[Task instructions]
Find the word "display" in the listing; pull out each line holding it.

Items from a data source
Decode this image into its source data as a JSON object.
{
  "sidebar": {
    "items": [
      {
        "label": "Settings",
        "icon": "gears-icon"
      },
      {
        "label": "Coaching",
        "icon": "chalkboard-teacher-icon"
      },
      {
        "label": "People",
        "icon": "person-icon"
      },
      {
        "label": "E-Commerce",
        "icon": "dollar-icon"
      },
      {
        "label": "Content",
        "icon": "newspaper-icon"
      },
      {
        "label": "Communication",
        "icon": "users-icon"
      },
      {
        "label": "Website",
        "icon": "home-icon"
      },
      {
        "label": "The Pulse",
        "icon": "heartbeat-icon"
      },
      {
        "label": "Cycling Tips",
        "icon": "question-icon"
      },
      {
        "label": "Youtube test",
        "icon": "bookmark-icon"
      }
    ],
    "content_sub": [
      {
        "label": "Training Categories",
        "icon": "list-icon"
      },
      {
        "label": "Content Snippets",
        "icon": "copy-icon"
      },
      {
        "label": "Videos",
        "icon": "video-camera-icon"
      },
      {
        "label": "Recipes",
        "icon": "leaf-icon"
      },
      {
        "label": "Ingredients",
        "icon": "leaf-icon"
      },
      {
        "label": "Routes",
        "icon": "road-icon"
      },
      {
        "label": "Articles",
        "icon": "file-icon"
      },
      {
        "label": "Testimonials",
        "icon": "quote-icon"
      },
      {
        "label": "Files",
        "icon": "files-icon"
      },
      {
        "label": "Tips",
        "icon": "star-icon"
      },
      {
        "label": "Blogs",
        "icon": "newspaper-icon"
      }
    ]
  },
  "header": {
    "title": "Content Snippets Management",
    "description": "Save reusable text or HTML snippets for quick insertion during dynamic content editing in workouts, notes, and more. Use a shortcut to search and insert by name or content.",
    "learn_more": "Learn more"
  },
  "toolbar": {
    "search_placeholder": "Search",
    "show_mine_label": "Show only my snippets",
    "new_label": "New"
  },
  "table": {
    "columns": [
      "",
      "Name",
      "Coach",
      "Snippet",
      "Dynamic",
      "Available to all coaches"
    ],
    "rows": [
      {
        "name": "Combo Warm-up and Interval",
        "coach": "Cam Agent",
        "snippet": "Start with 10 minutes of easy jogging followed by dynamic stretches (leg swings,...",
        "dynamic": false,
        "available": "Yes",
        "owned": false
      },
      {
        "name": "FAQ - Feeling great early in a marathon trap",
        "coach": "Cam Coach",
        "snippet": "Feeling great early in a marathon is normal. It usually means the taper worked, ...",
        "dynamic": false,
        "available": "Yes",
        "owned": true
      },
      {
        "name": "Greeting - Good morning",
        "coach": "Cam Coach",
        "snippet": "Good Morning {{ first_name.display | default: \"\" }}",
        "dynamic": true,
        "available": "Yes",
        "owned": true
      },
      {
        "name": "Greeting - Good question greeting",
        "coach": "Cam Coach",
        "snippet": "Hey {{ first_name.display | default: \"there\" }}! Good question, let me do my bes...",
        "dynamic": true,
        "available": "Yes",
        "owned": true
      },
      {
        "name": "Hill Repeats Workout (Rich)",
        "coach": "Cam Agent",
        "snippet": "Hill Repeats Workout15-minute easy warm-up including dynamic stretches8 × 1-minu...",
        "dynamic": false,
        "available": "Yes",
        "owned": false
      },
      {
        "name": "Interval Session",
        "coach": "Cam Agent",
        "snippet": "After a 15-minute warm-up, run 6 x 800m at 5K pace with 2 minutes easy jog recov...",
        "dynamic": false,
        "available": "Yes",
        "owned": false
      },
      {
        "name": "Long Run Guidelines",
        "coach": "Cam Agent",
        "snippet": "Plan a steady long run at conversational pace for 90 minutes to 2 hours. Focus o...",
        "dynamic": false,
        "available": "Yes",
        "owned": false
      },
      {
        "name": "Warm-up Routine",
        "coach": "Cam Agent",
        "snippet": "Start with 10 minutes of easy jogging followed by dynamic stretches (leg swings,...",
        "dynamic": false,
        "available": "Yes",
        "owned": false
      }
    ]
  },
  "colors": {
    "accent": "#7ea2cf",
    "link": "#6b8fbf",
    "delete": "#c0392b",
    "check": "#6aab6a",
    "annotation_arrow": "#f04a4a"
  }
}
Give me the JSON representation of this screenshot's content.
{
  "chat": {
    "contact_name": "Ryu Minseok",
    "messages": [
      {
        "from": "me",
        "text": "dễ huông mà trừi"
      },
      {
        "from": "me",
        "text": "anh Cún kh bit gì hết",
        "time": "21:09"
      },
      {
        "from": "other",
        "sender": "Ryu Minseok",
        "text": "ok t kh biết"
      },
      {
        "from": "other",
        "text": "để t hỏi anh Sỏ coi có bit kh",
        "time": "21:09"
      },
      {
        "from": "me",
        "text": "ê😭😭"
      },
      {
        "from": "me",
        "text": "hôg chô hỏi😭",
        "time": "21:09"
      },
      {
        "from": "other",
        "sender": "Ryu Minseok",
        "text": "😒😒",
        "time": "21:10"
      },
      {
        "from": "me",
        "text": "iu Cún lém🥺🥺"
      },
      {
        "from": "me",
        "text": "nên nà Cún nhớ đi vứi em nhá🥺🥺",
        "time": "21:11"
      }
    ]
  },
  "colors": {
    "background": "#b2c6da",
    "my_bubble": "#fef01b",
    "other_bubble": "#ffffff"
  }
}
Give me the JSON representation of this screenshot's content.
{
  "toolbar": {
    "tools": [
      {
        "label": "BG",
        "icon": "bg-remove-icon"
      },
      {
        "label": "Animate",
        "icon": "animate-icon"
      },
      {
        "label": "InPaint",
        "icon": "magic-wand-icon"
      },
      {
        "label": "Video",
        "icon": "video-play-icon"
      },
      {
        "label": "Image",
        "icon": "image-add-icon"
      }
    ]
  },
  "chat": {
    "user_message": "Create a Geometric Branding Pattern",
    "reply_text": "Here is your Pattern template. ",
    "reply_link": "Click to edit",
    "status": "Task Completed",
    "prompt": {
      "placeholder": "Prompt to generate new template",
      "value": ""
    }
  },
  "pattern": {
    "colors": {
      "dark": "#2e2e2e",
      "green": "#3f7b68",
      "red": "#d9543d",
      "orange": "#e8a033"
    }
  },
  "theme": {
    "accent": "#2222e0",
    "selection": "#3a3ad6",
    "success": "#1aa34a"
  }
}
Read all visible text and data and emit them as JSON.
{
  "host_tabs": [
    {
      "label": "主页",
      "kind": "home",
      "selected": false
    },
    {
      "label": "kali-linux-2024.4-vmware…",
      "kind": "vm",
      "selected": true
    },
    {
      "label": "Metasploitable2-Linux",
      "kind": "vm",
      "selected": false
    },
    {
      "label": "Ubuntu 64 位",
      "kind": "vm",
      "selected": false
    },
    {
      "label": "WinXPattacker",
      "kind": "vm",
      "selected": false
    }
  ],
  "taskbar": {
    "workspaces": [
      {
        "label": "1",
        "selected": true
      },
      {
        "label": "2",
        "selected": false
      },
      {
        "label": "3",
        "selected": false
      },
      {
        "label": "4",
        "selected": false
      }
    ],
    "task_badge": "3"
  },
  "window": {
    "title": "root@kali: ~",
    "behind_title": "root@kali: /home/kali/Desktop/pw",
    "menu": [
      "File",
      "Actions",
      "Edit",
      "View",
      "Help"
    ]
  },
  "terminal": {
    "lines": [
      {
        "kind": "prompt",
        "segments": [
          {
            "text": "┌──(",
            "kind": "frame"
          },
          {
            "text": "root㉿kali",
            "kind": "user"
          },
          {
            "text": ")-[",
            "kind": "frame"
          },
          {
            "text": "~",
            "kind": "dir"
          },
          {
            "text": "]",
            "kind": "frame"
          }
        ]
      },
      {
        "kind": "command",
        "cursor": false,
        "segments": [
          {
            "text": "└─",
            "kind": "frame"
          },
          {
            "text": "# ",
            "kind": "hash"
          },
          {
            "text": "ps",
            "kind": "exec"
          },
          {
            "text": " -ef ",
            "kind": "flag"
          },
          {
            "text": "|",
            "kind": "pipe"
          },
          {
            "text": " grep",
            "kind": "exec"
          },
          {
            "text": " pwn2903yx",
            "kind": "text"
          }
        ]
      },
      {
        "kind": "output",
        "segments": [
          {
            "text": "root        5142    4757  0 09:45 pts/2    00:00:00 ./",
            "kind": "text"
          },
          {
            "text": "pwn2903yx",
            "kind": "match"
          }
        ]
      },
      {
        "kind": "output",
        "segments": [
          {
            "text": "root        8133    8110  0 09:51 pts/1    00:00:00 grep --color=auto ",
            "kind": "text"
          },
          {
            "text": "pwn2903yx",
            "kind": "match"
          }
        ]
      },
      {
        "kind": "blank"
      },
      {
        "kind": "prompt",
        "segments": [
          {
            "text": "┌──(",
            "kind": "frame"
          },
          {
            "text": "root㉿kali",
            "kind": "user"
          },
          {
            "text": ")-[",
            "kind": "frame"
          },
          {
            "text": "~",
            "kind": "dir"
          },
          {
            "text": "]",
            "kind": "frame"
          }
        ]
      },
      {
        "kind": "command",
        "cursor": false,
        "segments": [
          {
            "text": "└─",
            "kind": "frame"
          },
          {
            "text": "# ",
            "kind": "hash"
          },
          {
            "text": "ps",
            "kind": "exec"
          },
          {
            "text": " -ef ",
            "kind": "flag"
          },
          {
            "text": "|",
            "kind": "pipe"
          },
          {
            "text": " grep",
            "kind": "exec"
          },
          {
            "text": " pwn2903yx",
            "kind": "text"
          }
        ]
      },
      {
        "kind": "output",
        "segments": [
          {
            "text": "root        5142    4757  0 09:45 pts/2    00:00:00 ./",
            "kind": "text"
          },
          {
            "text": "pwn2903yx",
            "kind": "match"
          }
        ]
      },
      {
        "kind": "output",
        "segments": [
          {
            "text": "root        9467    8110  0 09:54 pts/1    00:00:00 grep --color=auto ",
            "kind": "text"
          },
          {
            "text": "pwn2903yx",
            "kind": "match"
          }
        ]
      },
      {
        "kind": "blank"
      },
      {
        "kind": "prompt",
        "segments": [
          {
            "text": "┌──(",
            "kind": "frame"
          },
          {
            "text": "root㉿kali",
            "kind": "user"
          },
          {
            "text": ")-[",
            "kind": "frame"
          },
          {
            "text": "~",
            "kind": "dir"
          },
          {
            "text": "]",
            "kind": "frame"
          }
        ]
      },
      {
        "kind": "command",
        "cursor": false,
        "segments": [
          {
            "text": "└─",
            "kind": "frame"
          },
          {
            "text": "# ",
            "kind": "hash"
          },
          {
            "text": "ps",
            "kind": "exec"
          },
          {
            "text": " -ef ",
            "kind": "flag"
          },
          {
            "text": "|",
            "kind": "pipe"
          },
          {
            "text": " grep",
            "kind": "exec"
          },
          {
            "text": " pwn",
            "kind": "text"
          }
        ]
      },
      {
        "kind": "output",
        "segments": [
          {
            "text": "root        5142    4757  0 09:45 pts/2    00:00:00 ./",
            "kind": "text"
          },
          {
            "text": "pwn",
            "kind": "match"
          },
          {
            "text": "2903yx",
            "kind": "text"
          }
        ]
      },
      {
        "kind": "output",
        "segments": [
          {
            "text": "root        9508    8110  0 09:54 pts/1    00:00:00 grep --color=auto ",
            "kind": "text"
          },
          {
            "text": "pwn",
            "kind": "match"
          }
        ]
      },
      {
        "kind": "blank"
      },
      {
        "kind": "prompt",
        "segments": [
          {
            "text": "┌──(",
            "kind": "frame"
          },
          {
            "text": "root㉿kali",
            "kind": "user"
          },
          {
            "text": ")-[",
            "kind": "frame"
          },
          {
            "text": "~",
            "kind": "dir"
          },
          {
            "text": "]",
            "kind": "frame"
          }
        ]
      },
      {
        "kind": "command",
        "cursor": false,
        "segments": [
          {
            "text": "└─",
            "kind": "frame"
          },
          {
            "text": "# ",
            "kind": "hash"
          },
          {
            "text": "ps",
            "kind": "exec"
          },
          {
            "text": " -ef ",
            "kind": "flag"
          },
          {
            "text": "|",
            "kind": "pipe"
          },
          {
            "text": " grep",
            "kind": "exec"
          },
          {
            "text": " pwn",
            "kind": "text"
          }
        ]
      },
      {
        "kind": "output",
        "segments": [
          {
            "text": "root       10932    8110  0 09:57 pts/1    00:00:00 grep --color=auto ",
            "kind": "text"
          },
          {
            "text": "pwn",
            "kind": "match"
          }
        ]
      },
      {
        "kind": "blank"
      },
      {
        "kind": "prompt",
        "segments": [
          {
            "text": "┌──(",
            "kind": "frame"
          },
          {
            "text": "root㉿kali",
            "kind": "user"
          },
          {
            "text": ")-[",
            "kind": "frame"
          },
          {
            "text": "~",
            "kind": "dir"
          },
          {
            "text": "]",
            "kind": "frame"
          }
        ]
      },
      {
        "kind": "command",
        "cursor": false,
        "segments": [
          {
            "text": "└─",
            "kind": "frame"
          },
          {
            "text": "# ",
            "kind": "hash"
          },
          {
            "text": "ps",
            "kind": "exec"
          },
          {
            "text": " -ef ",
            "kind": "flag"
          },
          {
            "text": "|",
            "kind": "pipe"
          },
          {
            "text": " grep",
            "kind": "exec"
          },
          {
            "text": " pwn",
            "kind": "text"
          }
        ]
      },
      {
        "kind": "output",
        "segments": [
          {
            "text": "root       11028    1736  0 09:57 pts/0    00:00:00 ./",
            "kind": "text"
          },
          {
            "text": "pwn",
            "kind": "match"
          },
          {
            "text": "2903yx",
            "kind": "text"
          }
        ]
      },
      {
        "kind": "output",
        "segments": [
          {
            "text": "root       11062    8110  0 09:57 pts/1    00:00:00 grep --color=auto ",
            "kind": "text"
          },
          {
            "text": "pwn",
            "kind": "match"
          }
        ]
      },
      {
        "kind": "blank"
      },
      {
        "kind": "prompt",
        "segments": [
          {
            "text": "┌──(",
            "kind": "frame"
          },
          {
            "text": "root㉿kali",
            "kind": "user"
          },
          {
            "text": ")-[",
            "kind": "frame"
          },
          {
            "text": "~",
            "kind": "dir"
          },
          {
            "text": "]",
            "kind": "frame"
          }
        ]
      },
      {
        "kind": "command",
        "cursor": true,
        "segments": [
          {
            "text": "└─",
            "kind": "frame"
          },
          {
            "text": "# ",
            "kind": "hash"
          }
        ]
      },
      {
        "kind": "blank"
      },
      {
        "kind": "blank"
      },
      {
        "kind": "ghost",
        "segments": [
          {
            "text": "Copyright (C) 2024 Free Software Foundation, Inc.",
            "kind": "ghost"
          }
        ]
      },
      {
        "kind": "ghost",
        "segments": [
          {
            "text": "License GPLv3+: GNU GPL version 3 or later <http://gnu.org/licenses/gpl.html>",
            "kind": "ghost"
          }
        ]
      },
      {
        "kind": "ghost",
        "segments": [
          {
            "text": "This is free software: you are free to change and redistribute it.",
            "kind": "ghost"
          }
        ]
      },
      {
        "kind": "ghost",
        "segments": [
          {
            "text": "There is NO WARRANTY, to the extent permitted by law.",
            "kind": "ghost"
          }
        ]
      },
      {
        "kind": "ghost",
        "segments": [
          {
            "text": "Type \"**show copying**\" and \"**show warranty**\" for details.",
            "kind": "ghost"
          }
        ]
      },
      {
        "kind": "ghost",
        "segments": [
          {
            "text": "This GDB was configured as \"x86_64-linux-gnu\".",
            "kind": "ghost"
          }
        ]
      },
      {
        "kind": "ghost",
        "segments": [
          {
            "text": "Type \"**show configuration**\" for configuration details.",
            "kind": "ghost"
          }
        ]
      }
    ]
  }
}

[Reply to the task]
        "snippet": "Good Morning {{ first_name.display | default: \"\" }}",
        "snippet": "Hey {{ first_name.display | default: \"there\" }}! Good question, let me do my bes...",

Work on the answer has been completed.